# [EXERCISE AIM]
Gather all lines containing the string "domain" and copy them out.

☆ ☆ ☆

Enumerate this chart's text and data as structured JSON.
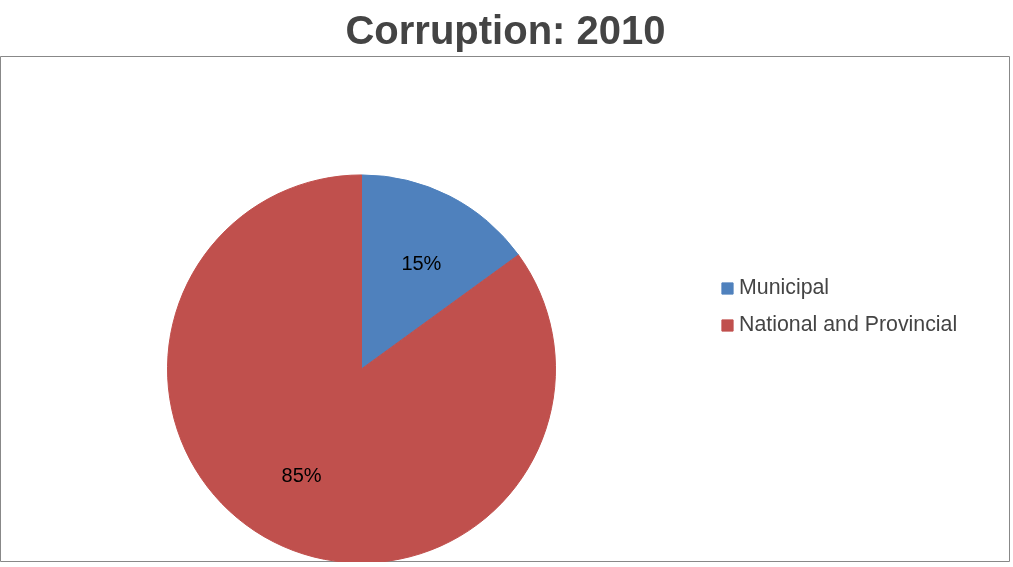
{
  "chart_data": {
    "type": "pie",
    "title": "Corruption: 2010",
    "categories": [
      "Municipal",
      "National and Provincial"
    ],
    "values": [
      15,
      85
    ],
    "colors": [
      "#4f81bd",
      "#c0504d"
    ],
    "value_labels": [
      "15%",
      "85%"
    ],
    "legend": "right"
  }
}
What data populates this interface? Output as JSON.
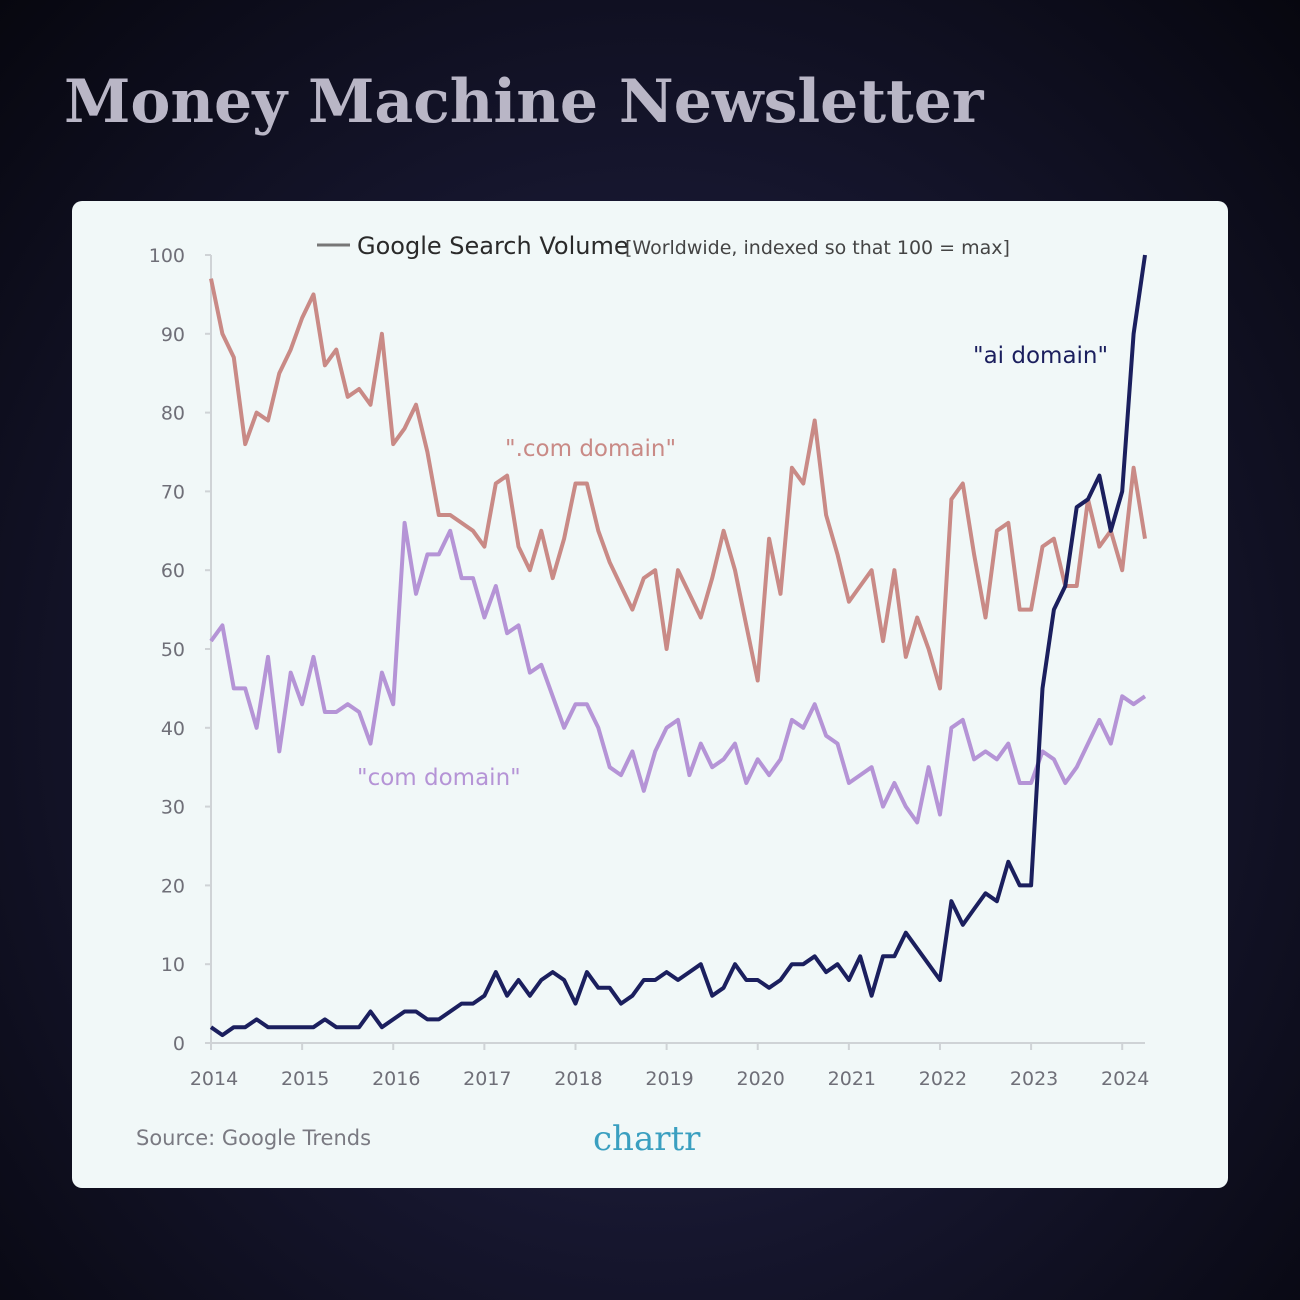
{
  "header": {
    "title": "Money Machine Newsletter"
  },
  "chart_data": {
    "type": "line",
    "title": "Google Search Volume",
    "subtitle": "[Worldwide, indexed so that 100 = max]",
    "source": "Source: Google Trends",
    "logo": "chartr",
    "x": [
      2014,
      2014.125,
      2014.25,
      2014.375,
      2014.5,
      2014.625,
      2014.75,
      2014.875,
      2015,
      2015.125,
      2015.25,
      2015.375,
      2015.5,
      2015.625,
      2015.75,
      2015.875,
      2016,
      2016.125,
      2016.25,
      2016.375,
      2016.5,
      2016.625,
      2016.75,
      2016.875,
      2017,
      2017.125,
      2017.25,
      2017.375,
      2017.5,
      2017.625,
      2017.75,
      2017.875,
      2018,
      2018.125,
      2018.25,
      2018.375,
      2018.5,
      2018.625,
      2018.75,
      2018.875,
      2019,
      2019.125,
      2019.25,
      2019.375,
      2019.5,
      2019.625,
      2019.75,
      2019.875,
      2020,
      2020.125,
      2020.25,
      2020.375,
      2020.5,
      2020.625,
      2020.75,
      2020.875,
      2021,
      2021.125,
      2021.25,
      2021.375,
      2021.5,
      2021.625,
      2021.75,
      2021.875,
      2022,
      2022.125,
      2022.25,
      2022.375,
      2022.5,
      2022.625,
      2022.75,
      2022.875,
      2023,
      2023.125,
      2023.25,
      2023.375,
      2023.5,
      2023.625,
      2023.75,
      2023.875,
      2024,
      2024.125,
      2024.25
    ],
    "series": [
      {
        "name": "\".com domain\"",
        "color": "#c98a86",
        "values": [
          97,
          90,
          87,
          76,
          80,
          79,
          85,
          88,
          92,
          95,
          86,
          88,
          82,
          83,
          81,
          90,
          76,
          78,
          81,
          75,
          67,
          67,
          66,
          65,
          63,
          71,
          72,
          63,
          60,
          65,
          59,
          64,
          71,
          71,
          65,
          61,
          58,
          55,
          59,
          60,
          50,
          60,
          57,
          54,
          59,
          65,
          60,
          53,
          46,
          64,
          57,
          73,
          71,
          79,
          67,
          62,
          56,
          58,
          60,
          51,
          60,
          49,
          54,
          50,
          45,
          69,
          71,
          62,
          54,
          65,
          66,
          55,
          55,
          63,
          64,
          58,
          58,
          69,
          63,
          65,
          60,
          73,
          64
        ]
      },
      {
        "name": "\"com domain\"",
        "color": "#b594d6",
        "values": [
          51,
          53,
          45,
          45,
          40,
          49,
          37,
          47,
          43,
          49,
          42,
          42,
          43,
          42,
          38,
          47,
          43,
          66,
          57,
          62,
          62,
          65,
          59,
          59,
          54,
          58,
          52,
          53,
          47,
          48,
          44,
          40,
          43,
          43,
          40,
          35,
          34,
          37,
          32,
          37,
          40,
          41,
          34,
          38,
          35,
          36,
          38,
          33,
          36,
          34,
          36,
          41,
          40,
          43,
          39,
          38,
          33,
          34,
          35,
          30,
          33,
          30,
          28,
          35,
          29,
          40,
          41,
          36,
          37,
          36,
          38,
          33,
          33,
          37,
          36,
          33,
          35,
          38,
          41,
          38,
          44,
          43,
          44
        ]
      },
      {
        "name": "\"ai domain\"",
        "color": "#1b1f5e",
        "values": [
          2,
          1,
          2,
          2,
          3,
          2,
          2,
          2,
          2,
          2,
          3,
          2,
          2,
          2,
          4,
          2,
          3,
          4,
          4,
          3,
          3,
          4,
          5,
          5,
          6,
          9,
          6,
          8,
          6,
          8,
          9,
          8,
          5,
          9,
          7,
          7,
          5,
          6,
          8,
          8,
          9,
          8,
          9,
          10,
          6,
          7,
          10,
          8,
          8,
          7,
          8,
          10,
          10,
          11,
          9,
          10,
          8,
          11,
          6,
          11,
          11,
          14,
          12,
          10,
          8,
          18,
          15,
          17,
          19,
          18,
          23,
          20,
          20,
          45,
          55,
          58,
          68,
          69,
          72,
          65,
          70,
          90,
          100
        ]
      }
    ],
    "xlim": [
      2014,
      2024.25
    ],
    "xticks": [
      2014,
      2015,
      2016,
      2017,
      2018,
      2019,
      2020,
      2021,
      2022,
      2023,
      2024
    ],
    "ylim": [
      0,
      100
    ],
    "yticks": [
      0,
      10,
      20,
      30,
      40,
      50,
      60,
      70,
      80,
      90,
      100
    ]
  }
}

☆ ☆ ☆

# [RESPONSE TO THIS TASK]
        "name": "\".com domain\"",
        "name": "\"com domain\"",
        "name": "\"ai domain\"",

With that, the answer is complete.